* _SELECTION_:
Well, as discussed here twice recently, the House of Reps voted yesterday on the first of four sources of help for financially troubled homeowners. As expected, the largely party-line vote, led by the Republicans, voted to KILL the FHA's Short Refi Program. Vote was 256-171. Designed to help homeowners whose homes were worth less than the amount owed on the mortgage(s),it allowed homeowners to refi with FHA at a lower loan amount. It has to now clear the Senate before going to the President, so perhaps there is hope that the bill will not become law. Obama has said he'll veto, but why let it get that far? But you must contact your Senators to insure this horrible piece of legislation dies without becoming law. I don't want to jump on a soapbox here, but I fail to see what the problem is with helping people keep their homes--NO MATTER WHAT YOUR POLITICAL AFFILIATION! The House wants to stop this helpful program. Guess none of them are at risk of foreclosure.

Sunday, March 6, 2011

Bits & Pieces

I just wanted to take a moment to thank everyone who follows this blog for your visits. Hopefully, you're finding my info of assistance to you in keeping your home. While info can change in some cases almost daily there is a good basic sourcebook to have handy for many different ideas and sources of help in avoiding foreclosure. It's my book, "Save Your House From Foreclosure". Published by iUniverse, it's available from Amazon.com or iUniverse.com . List price is $10.95, although I don't know what, if any discount may be available from Amazon.com . Hope you find it helpful, and keep your browser pointed here to the blog, as I try to give you continuing updates on what's happening out in the world to avoid foreclosure.

Good Luck!

Friday, March 4, 2011

Write Your Congressman & Senators--NOW!!

Very recently, I strongly recommended any of you out there facing foreclosure to immediately write, call, text or email your representatives in Washington to oppose legislation on four bills that would terminate programs designed to help people such as yourselves in avoiding foreclosure. Well, an update: two of those bills, on a totally party line vote, passed House Committee and now go to the full House for consideration. The other two are still in committee.The two bills going to the full House would then go to the Senate if they pass the House. The Democrats, who control the Senate, oppose both bills, so, if the bills get that far, the likelihood is that they'd be defeated. But do you want to take a chance on someone being swayed during negotiations and hearings to vote for the bills? I wouldn't! Protect yourself! Contact your reps NOW & tell them to vote NO on both bills. They are titled HR 830 and HR 836, for your easy reference.

* _WORK TO COMPLETE_:
[A] Decide whether each statement below agrees with the blog excerpt above. For each, answer yes or no and quote the words of the blog excerpt that decide it. (i) The House vote to end the FHA Short Refi Program was 256-171. (ii) The book on avoiding foreclosure is published by Amazon.com. (iii) Republicans control the Senate.
[B] Answer these questions using the blog excerpt above:
(i) What did the FHA Short Refi Program allow homeowners to do?
(ii) What is the list price of the book?
(iii) What are the titles of the two bills going to the full House?

* _PROVIDED DATA_:
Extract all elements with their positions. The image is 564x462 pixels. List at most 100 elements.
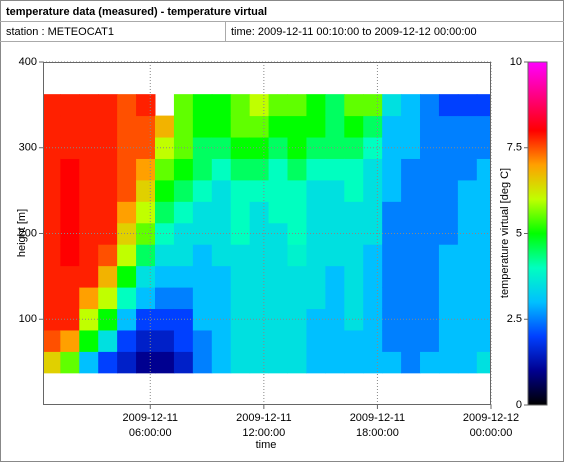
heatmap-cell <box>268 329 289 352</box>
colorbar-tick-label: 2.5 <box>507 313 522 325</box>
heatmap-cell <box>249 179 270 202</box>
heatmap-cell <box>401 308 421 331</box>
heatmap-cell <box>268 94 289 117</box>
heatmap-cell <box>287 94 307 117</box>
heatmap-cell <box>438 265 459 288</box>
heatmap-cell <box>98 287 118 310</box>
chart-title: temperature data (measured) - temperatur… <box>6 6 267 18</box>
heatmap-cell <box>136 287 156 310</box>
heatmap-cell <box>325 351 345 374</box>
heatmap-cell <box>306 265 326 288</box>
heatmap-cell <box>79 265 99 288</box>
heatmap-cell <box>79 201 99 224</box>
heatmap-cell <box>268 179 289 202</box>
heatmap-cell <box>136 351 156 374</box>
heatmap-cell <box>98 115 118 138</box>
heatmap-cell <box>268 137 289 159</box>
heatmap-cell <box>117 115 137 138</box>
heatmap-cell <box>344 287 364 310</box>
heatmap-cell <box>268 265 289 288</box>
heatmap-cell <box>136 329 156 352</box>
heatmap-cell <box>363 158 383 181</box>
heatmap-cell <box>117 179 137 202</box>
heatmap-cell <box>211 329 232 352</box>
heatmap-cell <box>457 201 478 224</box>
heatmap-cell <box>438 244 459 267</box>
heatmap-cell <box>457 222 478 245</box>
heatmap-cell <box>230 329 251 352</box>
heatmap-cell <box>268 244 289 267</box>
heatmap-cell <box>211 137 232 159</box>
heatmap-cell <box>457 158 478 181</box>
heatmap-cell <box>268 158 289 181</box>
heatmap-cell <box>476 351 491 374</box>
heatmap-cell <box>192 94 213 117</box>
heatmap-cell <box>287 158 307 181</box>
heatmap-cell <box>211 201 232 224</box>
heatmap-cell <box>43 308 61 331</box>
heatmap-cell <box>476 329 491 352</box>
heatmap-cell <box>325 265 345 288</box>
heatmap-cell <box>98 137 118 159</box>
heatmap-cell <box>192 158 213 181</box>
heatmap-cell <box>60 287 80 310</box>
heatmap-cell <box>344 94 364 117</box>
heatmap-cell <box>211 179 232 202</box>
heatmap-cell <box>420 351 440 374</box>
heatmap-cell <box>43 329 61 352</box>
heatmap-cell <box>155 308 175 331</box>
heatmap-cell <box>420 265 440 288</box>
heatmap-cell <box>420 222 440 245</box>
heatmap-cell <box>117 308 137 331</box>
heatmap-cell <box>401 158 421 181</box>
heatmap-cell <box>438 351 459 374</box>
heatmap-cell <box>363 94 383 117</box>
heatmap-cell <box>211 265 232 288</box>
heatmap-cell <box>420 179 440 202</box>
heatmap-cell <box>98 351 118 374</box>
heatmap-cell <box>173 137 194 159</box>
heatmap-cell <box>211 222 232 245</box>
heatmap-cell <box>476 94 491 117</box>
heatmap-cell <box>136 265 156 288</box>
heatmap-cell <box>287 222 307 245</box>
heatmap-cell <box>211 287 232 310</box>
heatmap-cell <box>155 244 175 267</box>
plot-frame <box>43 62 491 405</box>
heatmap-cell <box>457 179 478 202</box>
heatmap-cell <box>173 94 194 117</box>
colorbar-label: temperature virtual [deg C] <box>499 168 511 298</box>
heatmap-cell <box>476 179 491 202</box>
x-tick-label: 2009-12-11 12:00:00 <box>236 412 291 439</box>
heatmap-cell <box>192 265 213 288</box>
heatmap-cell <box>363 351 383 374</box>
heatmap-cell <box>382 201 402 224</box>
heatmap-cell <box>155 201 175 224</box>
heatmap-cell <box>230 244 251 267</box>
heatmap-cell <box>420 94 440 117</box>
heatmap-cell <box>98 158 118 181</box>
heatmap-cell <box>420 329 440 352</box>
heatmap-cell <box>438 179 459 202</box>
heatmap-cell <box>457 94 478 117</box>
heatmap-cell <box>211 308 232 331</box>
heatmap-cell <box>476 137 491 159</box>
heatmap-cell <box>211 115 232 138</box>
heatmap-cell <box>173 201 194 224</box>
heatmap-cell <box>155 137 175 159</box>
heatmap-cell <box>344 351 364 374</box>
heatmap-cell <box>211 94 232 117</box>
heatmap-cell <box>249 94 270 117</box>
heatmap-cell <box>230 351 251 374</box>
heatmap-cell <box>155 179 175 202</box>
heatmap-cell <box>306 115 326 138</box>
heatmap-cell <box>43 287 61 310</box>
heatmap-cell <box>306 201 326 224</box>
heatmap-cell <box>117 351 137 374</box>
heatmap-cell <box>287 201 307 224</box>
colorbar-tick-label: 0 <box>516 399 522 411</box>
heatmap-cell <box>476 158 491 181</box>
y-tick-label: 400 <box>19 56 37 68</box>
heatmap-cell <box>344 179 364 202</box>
...
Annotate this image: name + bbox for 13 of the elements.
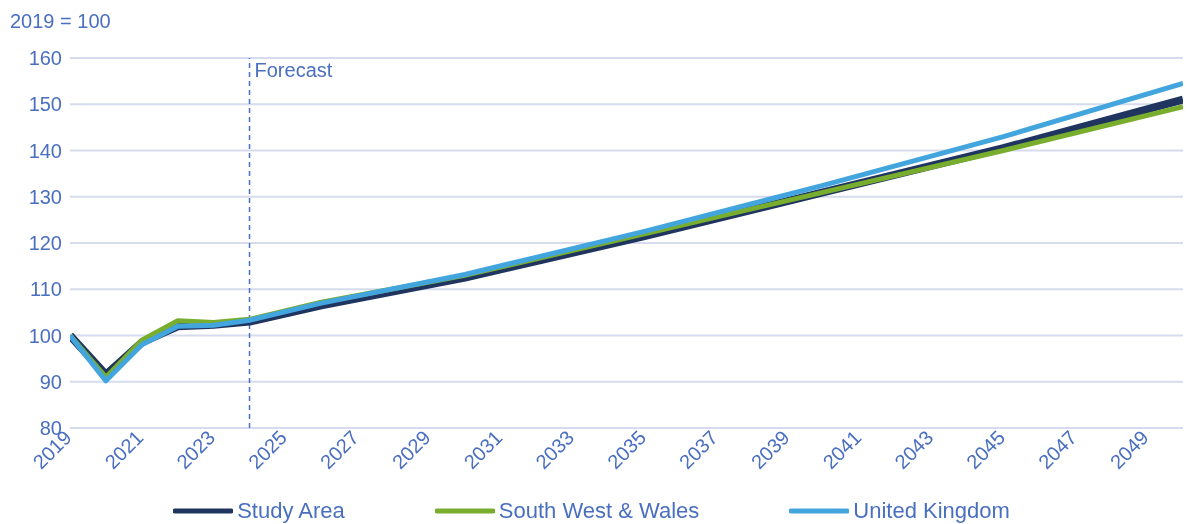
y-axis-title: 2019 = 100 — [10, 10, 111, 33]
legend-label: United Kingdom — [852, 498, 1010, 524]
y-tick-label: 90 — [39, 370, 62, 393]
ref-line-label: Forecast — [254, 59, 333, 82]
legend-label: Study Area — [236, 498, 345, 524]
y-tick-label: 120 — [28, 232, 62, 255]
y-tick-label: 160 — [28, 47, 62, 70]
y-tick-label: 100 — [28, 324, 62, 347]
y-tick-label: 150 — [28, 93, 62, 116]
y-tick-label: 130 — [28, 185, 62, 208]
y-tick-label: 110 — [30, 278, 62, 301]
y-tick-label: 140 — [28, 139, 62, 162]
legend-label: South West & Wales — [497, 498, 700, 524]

* _SOLUTION SET_:
[A]
(i) Yes: "Vote was 256-171."
(ii) No: "Published by iUniverse"
(iii) No: "The Democrats, who control the Senate, oppose both bills"

[B]
(i) Refinance with FHA at a lower loan amount.
(ii) $10.95.
(iii) HR 830 and HR 836.